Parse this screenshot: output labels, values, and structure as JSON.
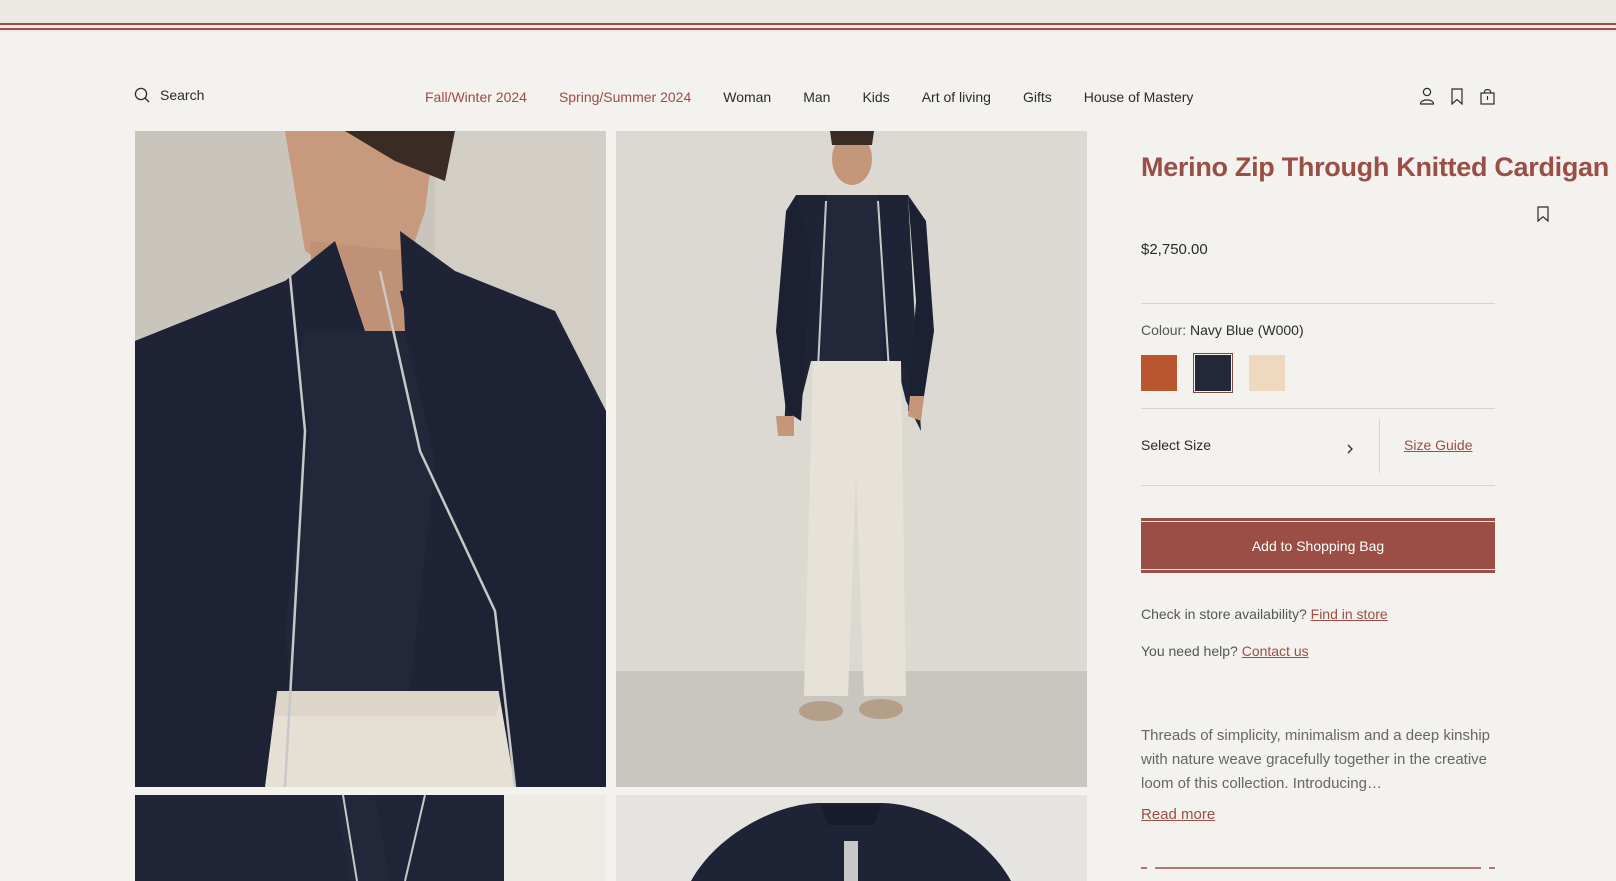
{
  "header": {
    "search_label": "Search",
    "nav": [
      {
        "label": "Fall/Winter 2024",
        "accent": true
      },
      {
        "label": "Spring/Summer 2024",
        "accent": true
      },
      {
        "label": "Woman",
        "accent": false
      },
      {
        "label": "Man",
        "accent": false
      },
      {
        "label": "Kids",
        "accent": false
      },
      {
        "label": "Art of living",
        "accent": false
      },
      {
        "label": "Gifts",
        "accent": false
      },
      {
        "label": "House of Mastery",
        "accent": false
      }
    ],
    "icons": [
      "account-icon",
      "wishlist-icon",
      "shopping-bag-icon"
    ]
  },
  "product": {
    "title": "Merino Zip Through Knitted Cardigan",
    "price": "$2,750.00",
    "colour_label": "Colour:",
    "colour_value": "Navy Blue (W000)",
    "swatches": [
      {
        "name": "rust",
        "color": "#b9562f",
        "selected": false
      },
      {
        "name": "navy",
        "color": "#232838",
        "selected": true
      },
      {
        "name": "cream",
        "color": "#efd9be",
        "selected": false
      }
    ],
    "select_size": "Select Size",
    "size_guide": "Size Guide",
    "add_to_bag": "Add to Shopping Bag",
    "store_prompt": "Check in store availability?",
    "store_link": "Find in store",
    "help_prompt": "You need help?",
    "help_link": "Contact us",
    "description": "Threads of simplicity, minimalism and a deep kinship with nature weave gracefully together in the creative loom of this collection. Introducing…",
    "read_more": "Read more"
  },
  "colors": {
    "accent": "#9b4e45",
    "background": "#f4f2ee"
  }
}
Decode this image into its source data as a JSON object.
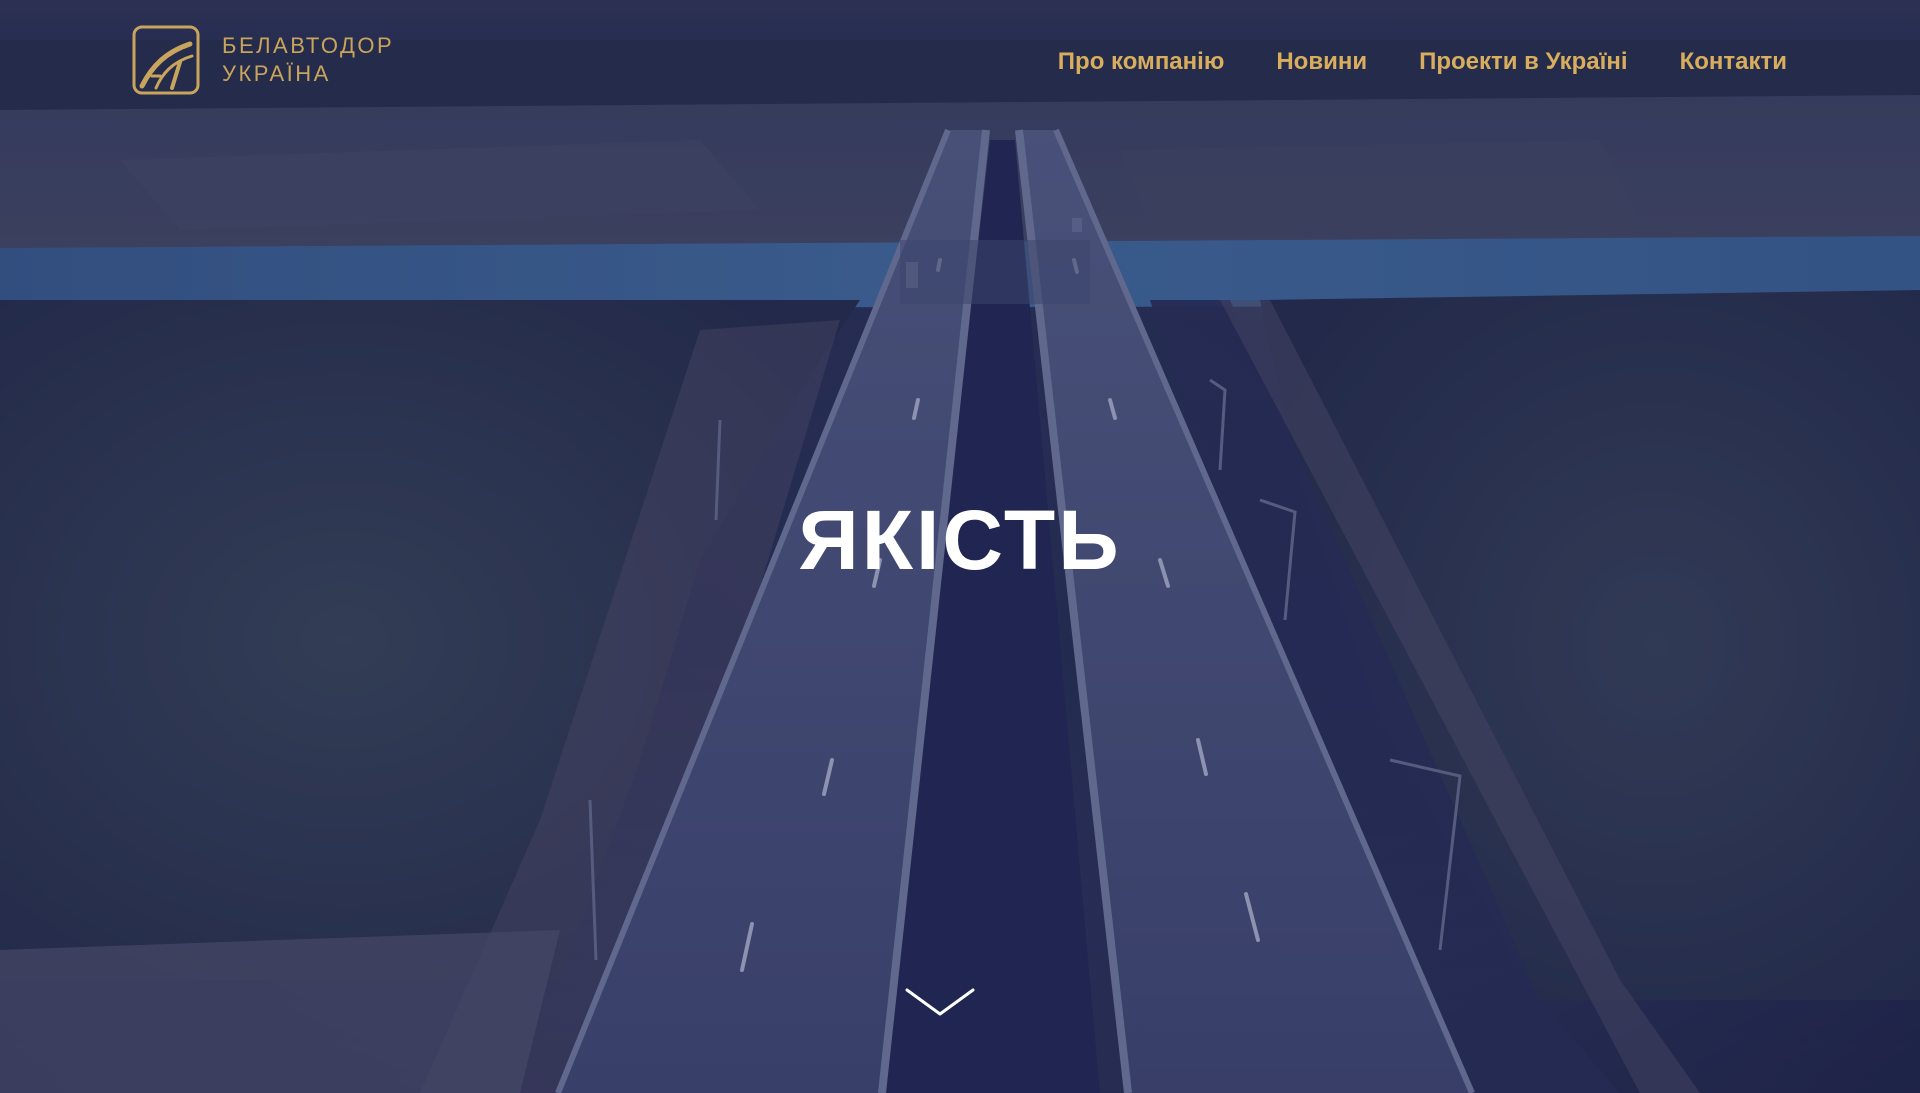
{
  "brand": {
    "line1": "БЕЛАВТОДОР",
    "line2": "УКРАЇНА",
    "logo_icon": "road-logo-icon",
    "color": "#c9a45c"
  },
  "nav": {
    "items": [
      {
        "label": "Про компанію"
      },
      {
        "label": "Новини"
      },
      {
        "label": "Проекти в Україні"
      },
      {
        "label": "Контакти"
      }
    ],
    "color": "#d8ae5e"
  },
  "hero": {
    "headline": "ЯКІСТЬ",
    "scroll_icon": "chevron-down-icon"
  }
}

★ ★ ★

== Requirement ==
Collect each line of the entries that has the word "JSON", copying it in full.

== Response for this exercise ==
Parse this screenshot: output labels, values, and structure as JSON.
Decode this image into its source data as a JSON object.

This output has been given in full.